### RECORDS TO PROCESS ###

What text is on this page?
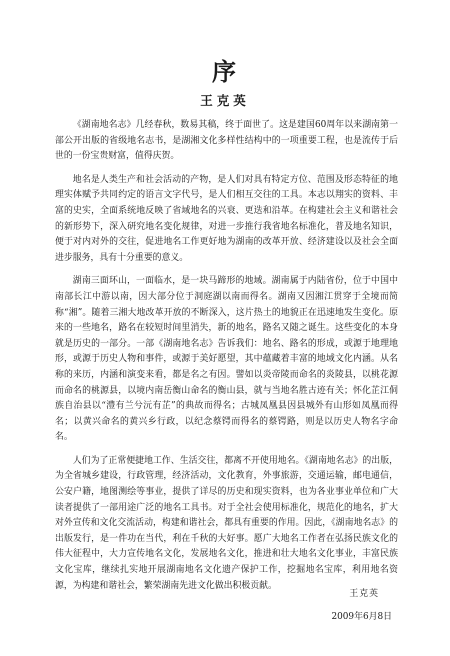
序
王克英

《湖南地名志》几经春秋，数易其稿，终于面世了。这是建国60周年以来湖南第一部公开出版的省级地名志书，是湖湘文化多样性结构中的一项重要工程，也是流传于后世的一份宝贵财富，值得庆贺。

地名是人类生产和社会活动的产物，是人们对具有特定方位、范围及形态特征的地理实体赋予共同约定的语言文字代号，是人们相互交往的工具。本志以翔实的资料、丰富的史实，全面系统地反映了省域地名的兴衰、更迭和沿革。在构建社会主义和谐社会的新形势下，深入研究地名变化规律，对进一步推行我省地名标准化，普及地名知识，便于对内对外的交往，促进地名工作更好地为湖南的改革开放、经济建设以及社会全面进步服务，具有十分重要的意义。

湖南三面环山，一面临水，是一块马蹄形的地域。湖南属于内陆省份，位于中国中南部长江中游以南，因大部分位于洞庭湖以南而得名。湖南又因湘江贯穿于全境而简称“湘”。随着三湘大地改革开放的不断深入，这片热土的地貌正在迅速地发生变化。原来的一些地名，路名在较短时间里消失，新的地名，路名又随之诞生。这些变化的本身就是历史的一部分。一部《湖南地名志》告诉我们：地名、路名的形成，或源于地理地形，或源于历史人物和事件，或源于美好愿望，其中蕴藏着丰富的地域文化内涵。从名称的来历，内涵和演变来看，都是名之有因。譬如以炎帝陵而命名的炎陵县，以桃花源而命名的桃源县，以境内南岳衡山命名的衡山县，就与当地名胜古迹有关；怀化芷江侗族自治县以“澧有兰兮沅有芷”的典故而得名；古城凤凰县因县城外有山形如凤凰而得名；以黄兴命名的黄兴乡行政，以纪念蔡锷而得名的蔡锷路，则是以历史人物名字命名。

人们为了正常便捷地工作、生活交往，都离不开使用地名。《湖南地名志》的出版，为全省城乡建设，行政管理，经济活动，文化教育，外事旅游，交通运输，邮电通信，公安户籍，地图测绘等事业，提供了详尽的历史和现实资料，也为各业事业单位和广大读者提供了一部用途广泛的地名工具书。对于全社会使用标准化，规范化的地名，扩大对外宣传和文化交流活动，构建和谐社会，都具有重要的作用。因此，《湖南地名志》的出版发行，是一件功在当代，利在千秋的大好事。愿广大地名工作者在弘扬民族文化的伟大征程中，大力宣传地名文化，发展地名文化，推进和壮大地名文化事业，丰富民族文化宝库，继续扎实地开展湖南地名文化遗产保护工作，挖掘地名宝库，利用地名资源，为构建和谐社会，繁荣湖南先进文化做出积极贡献。

王克英
2009年6月8日
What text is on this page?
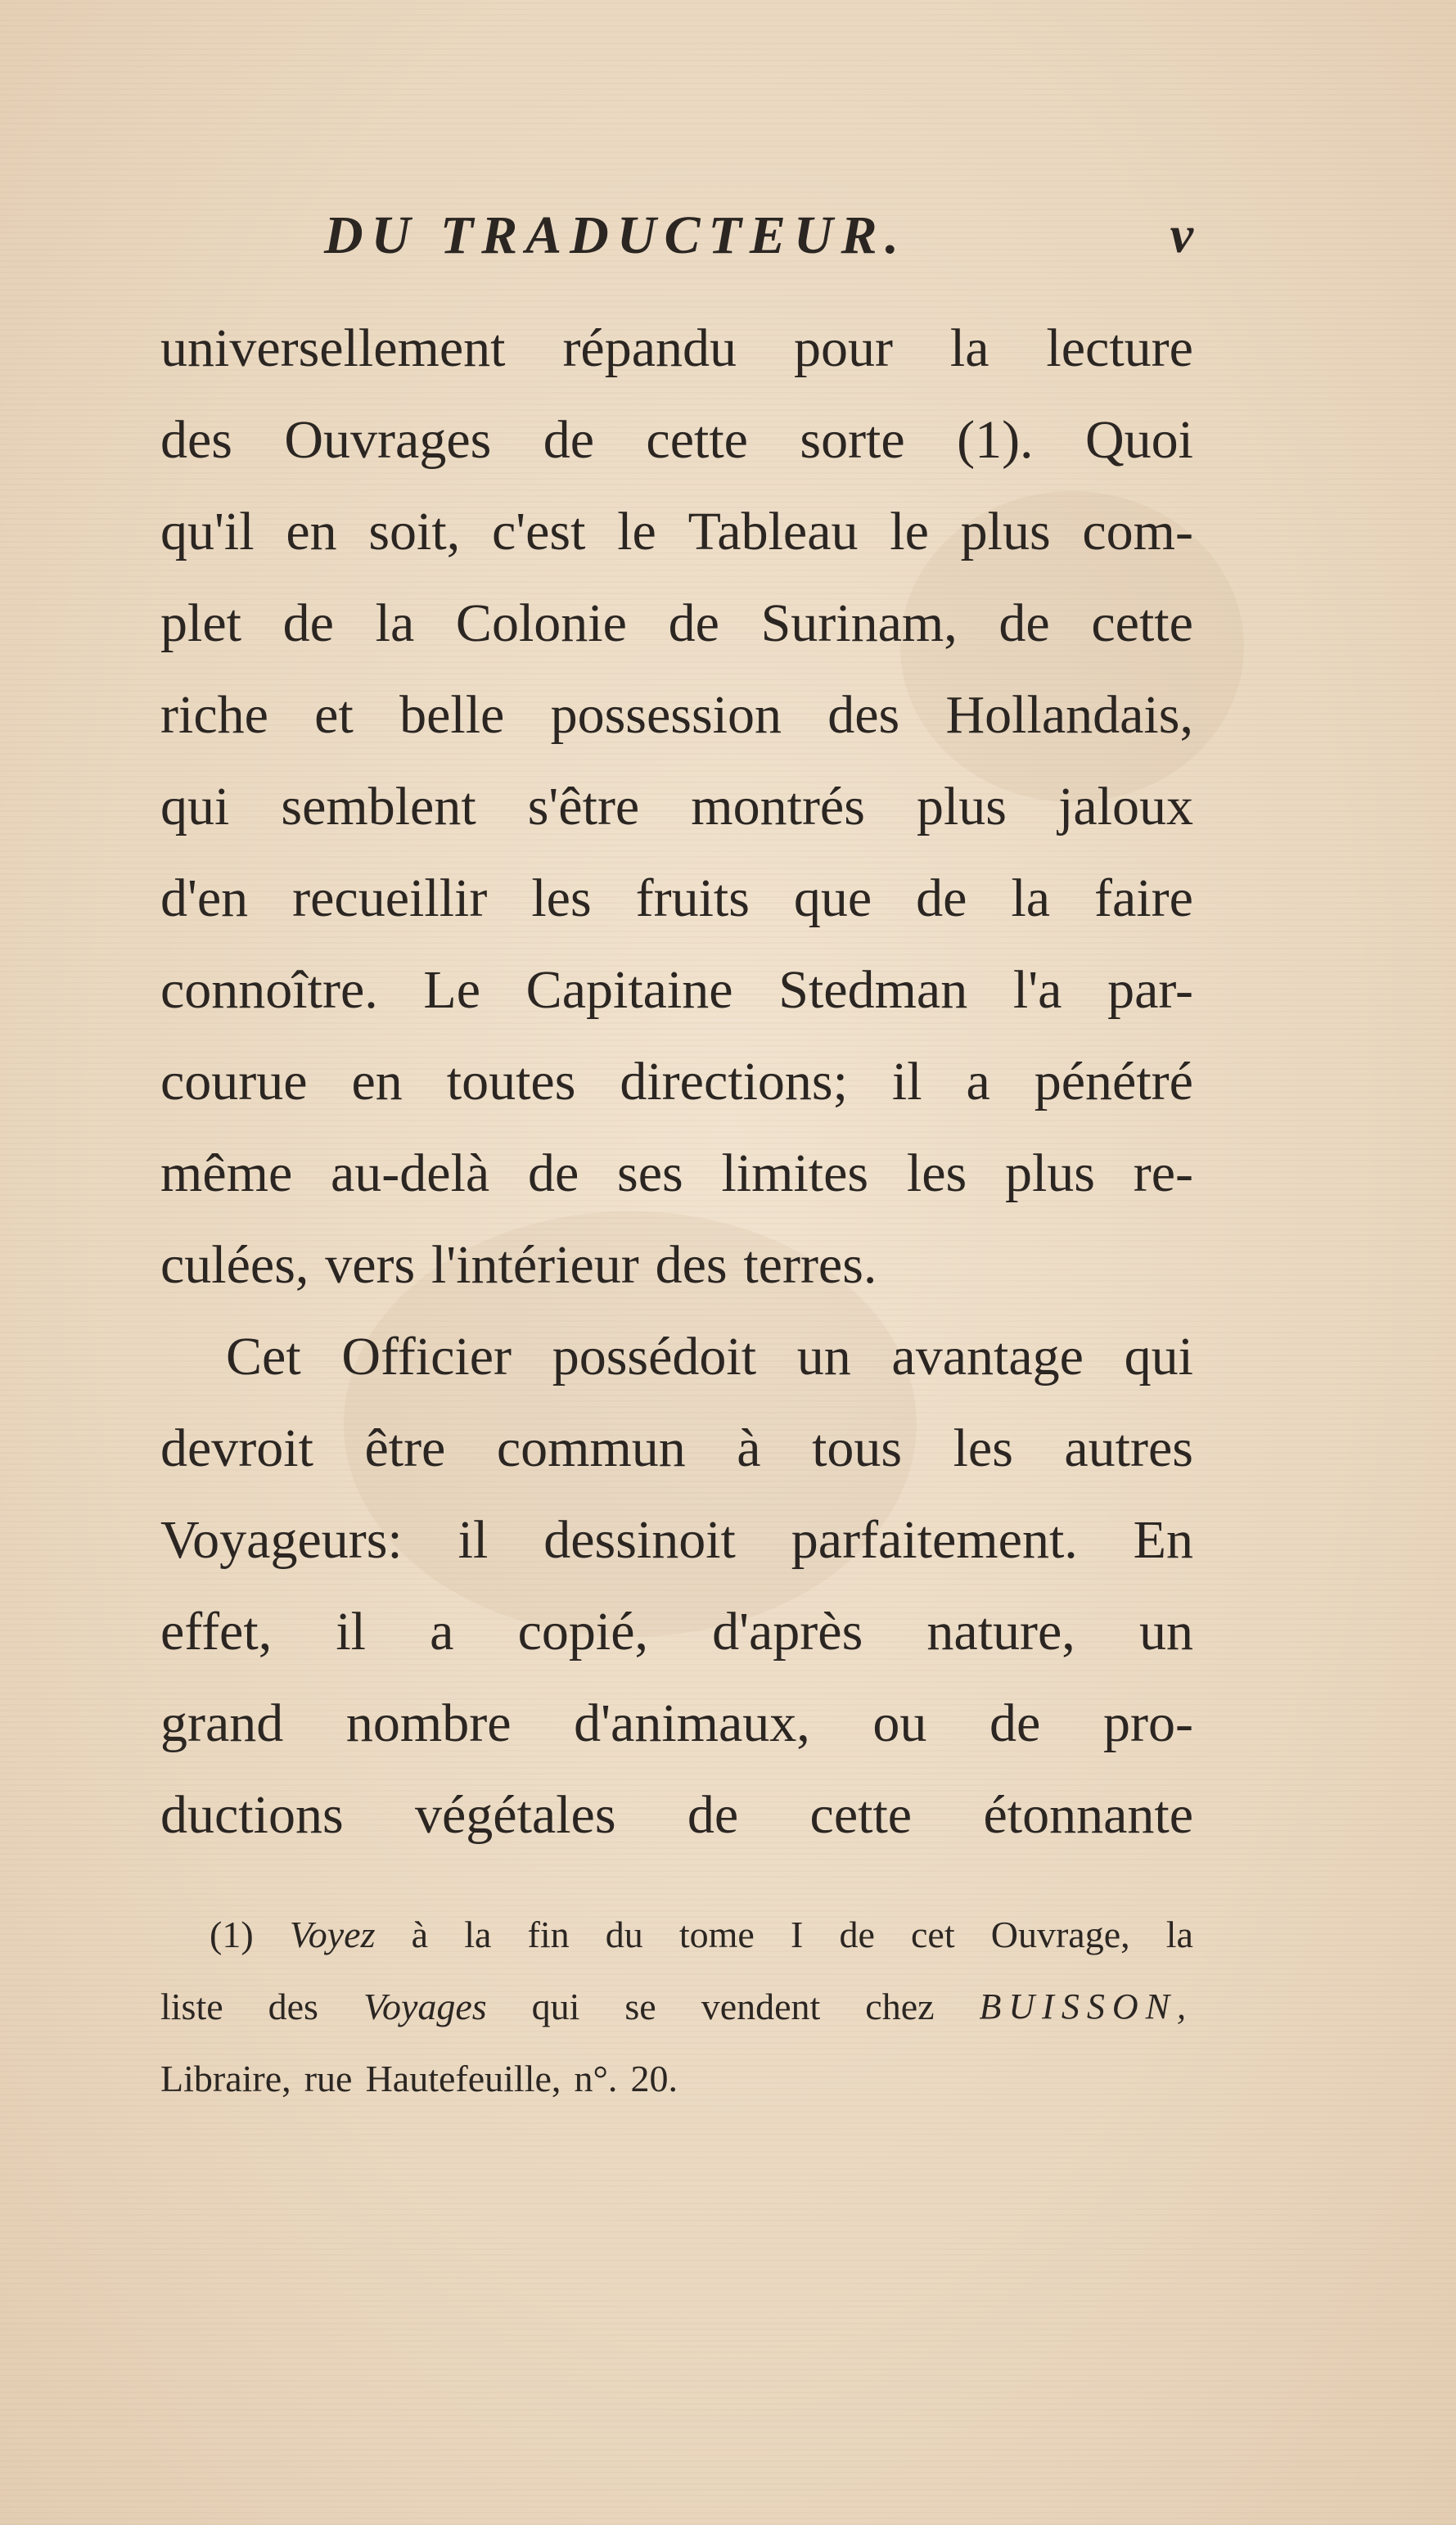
DU TRADUCTEUR.	v
universellement répandu pour la lecture
des Ouvrages de cette sorte (1). Quoi
qu'il en soit, c'est le Tableau le plus com-
plet de la Colonie de Surinam, de cette
riche et belle possession des Hollandais,
qui semblent s'être montrés plus jaloux
d'en recueillir les fruits que de la faire
connoître. Le Capitaine Stedman l'a par-
courue en toutes directions; il a pénétré
même au-delà de ses limites les plus re-
culées, vers l'intérieur des terres.
Cet Officier possédoit un avantage qui
devroit être commun à tous les autres
Voyageurs: il dessinoit parfaitement. En
effet, il a copié, d'après nature, un
grand nombre d'animaux, ou de pro-
ductions végétales de cette étonnante
(1) Voyez à la fin du tome I de cet Ouvrage, la
liste des Voyages qui se vendent chez BUISSON,
Libraire, rue Hautefeuille, n°. 20.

###

## AIM OF THE EXERCISE
From the data, pick out every line that includes "cette".

## CORRECT RESPONSE
des Ouvrages de cette sorte (1). Quoi
plet de la Colonie de Surinam, de cette
ductions végétales de cette étonnante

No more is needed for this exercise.